── Input rows
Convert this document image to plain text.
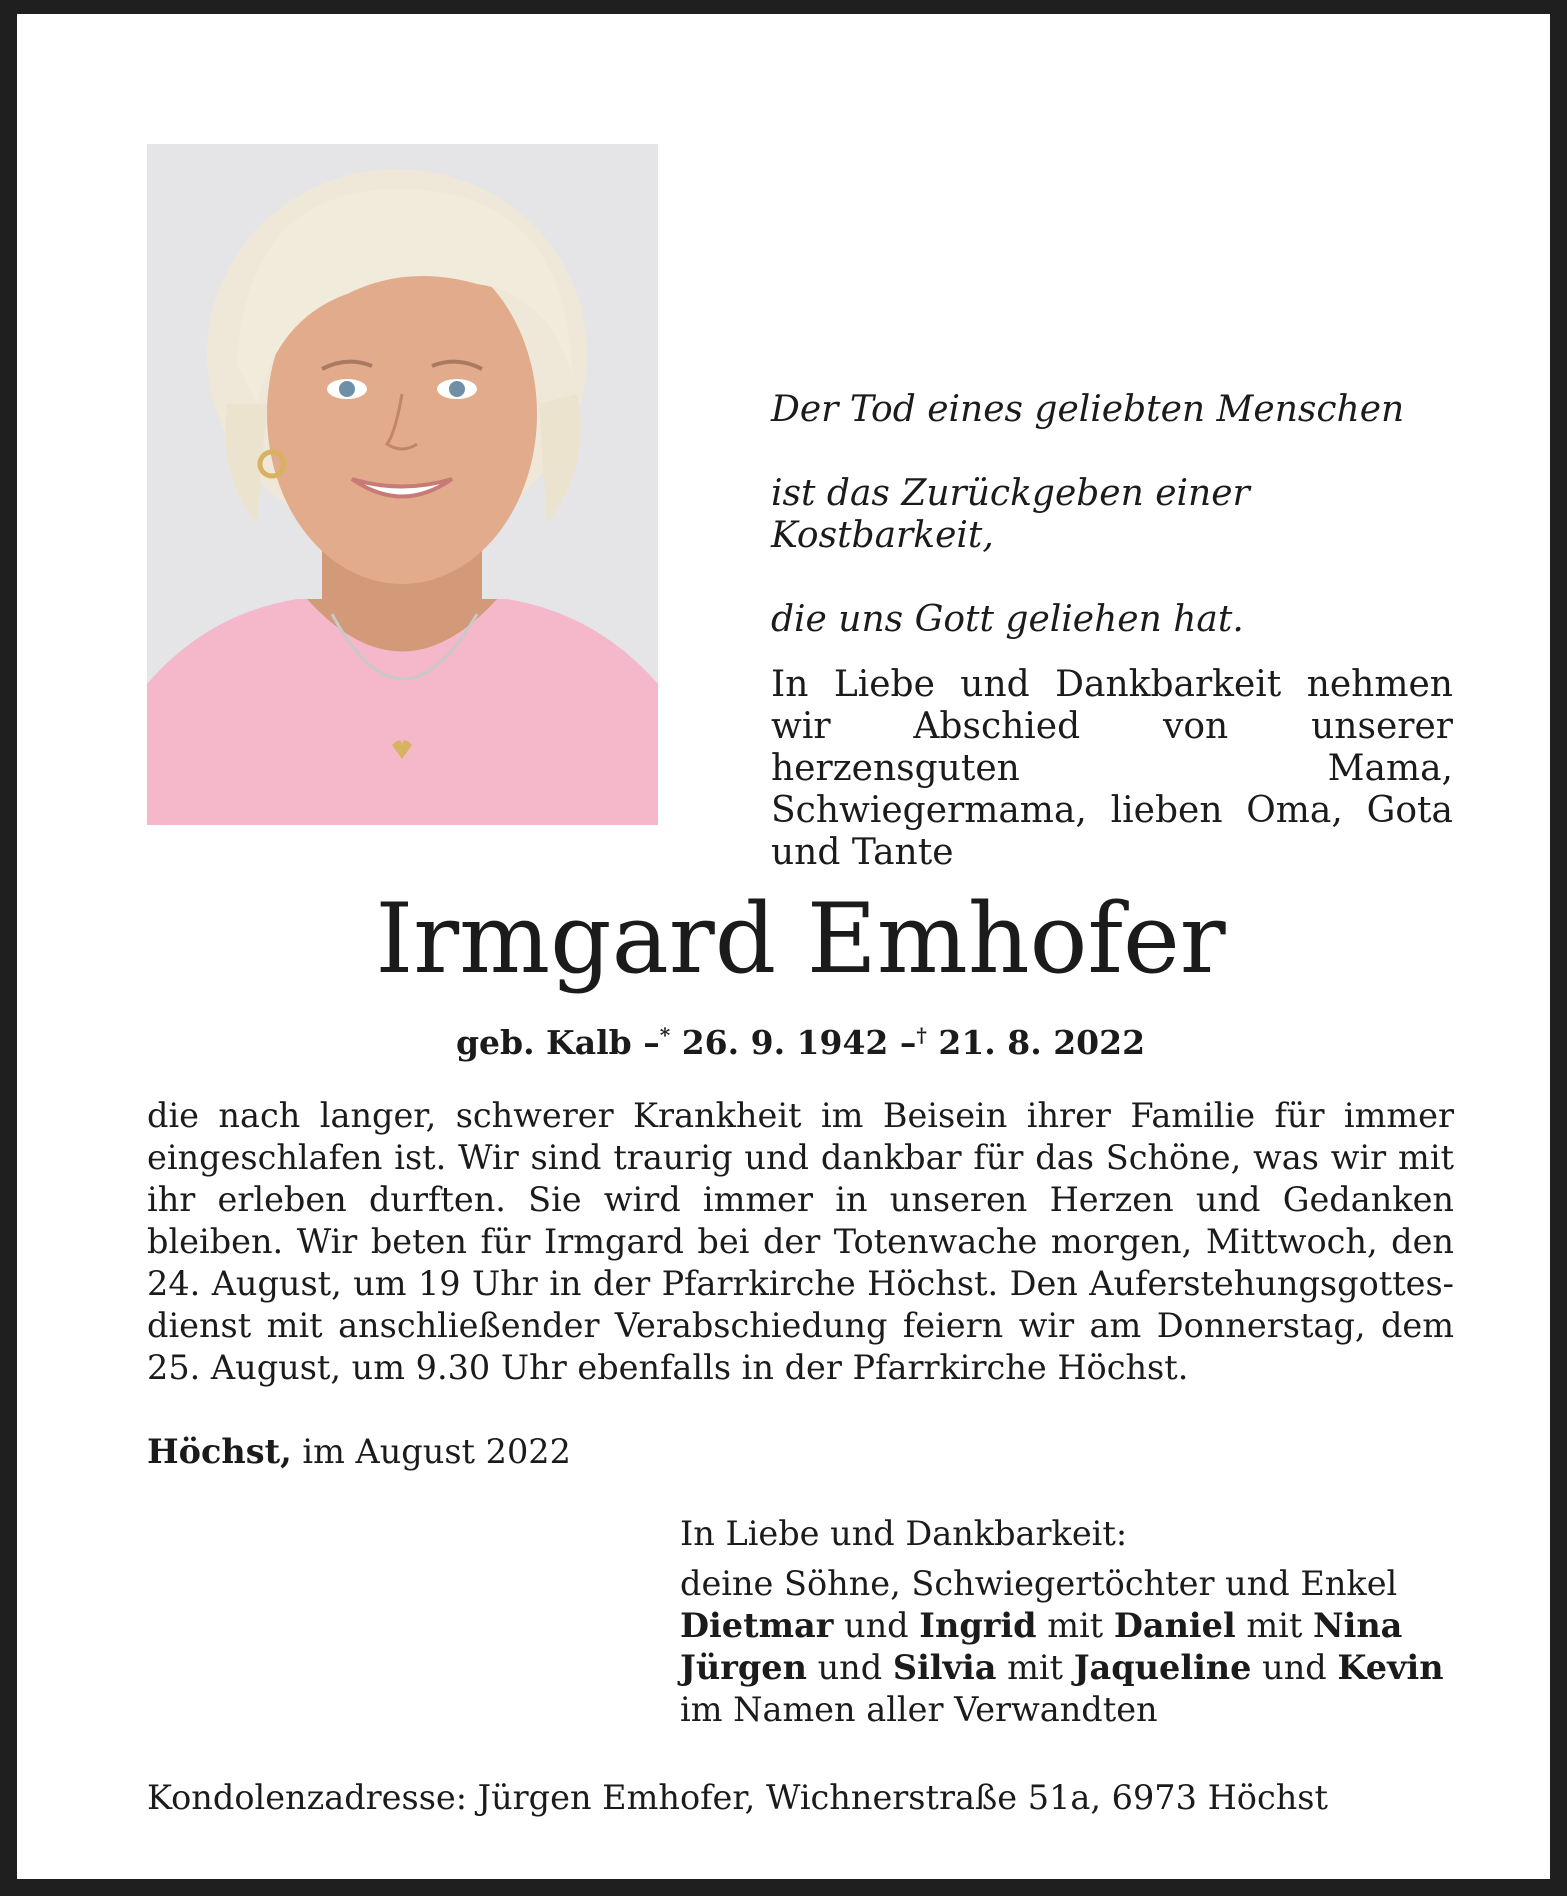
Der Tod eines geliebten Menschen

ist das Zurückgeben einer Kostbarkeit,

die uns Gott geliehen hat.

In Liebe und Dankbarkeit nehmen wir Abschied von unserer herzensguten Mama, Schwiegermama, lieben Oma, Gota und Tante
Irmgard Emhofer
geb. Kalb –* 26. 9. 1942 –† 21. 8. 2022
die nach langer, schwerer Krankheit im Beisein ihrer Familie für immer eingeschlafen ist. Wir sind traurig und dankbar für das Schöne, was wir mit ihr erleben durften. Sie wird immer in unseren Herzen und Gedanken bleiben. Wir beten für Irmgard bei der Totenwache morgen, Mittwoch, den 24. August, um 19 Uhr in der Pfarrkirche Höchst. Den Auferstehungsgottes-dienst mit anschließender Verabschiedung feiern wir am Donnerstag, dem 25. August, um 9.30 Uhr ebenfalls in der Pfarrkirche Höchst.
Höchst, im August 2022
In Liebe und Dankbarkeit:
deine Söhne, Schwiegertöchter und Enkel
Dietmar und Ingrid mit Daniel mit Nina
Jürgen und Silvia mit Jaqueline und Kevin
im Namen aller Verwandten
Kondolenzadresse: Jürgen Emhofer, Wichnerstraße 51a, 6973 Höchst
────
■ **What is asked**
Extract each line holding the word "Emhofer" from the records.

■ **Solution to the problem**
Irmgard Emhofer
Kondolenzadresse: Jürgen Emhofer, Wichnerstraße 51a, 6973 Höchst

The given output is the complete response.